-------- Dataset rows --------

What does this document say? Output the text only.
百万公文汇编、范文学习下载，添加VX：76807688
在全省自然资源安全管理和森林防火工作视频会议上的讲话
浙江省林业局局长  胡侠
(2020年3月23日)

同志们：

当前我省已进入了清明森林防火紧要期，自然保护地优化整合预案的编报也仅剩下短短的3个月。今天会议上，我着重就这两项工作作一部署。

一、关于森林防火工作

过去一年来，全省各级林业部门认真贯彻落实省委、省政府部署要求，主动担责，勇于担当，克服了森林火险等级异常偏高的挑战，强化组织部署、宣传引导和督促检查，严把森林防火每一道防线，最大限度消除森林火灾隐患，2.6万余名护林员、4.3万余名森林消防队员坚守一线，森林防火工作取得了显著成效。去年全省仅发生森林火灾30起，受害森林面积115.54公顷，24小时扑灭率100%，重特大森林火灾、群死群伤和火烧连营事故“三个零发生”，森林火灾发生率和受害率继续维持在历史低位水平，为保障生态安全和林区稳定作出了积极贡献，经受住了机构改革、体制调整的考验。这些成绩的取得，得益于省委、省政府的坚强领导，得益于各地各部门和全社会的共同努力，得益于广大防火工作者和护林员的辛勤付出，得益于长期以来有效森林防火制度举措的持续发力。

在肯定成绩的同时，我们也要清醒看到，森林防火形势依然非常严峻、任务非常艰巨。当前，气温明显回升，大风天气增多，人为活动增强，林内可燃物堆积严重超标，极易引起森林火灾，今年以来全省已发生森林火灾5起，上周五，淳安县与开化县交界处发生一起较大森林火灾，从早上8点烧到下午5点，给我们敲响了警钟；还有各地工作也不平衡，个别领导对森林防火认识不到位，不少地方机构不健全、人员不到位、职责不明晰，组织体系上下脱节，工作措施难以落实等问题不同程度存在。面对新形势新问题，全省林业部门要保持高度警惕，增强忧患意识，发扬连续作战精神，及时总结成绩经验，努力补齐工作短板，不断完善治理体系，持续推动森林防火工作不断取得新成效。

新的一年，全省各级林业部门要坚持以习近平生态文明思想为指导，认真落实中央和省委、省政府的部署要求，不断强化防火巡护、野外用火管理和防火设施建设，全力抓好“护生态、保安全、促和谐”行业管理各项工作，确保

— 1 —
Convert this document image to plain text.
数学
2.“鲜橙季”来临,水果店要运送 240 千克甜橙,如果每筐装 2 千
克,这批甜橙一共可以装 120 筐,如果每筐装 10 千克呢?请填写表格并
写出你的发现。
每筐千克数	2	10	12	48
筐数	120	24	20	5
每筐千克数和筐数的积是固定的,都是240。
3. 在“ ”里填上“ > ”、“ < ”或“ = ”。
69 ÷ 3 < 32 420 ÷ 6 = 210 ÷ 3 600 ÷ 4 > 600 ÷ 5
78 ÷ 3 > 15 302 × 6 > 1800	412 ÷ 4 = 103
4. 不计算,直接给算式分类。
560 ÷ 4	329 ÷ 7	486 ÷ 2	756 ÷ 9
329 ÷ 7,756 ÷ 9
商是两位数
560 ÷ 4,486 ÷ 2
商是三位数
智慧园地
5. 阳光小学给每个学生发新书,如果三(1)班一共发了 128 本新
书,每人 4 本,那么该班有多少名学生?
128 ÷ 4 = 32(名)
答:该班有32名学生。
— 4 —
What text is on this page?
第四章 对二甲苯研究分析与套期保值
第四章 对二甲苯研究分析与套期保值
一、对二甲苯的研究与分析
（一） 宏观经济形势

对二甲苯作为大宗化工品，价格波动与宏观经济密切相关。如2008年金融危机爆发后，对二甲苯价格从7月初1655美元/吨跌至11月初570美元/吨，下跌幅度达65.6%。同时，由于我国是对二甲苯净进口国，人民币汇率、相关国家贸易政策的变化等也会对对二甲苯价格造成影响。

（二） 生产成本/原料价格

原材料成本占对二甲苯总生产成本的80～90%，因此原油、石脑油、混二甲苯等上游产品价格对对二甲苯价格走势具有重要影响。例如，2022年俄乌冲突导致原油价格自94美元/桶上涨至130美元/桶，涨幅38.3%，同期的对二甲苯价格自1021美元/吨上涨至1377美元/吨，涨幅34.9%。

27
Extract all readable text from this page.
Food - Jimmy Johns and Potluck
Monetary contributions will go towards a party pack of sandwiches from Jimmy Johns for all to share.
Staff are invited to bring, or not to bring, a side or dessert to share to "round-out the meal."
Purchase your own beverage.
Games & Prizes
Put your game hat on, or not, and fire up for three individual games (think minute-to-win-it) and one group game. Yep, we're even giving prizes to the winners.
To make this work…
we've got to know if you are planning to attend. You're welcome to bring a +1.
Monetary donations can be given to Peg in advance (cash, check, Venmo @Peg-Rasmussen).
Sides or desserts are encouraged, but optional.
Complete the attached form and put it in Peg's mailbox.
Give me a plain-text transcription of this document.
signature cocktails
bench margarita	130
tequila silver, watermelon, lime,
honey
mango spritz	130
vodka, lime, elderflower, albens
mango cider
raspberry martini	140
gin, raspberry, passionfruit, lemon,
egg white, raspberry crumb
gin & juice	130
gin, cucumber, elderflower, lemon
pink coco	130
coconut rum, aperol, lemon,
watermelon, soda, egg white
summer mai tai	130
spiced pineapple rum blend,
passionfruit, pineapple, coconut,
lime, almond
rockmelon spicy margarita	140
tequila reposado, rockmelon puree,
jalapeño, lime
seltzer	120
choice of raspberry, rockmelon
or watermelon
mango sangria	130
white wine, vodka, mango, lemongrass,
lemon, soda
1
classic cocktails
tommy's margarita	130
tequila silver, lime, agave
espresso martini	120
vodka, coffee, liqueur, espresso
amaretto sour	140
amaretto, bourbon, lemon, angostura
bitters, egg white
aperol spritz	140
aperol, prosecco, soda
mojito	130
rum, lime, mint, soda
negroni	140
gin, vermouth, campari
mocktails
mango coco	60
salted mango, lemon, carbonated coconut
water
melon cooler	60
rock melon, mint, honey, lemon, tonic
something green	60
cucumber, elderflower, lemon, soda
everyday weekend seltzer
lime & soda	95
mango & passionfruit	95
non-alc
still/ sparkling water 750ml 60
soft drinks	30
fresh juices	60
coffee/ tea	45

--------

Search the lines above for the string "tequila" and copy each line that has it.

tequila silver, watermelon, lime,
tequila reposado, rockmelon puree,
tequila silver, lime, agave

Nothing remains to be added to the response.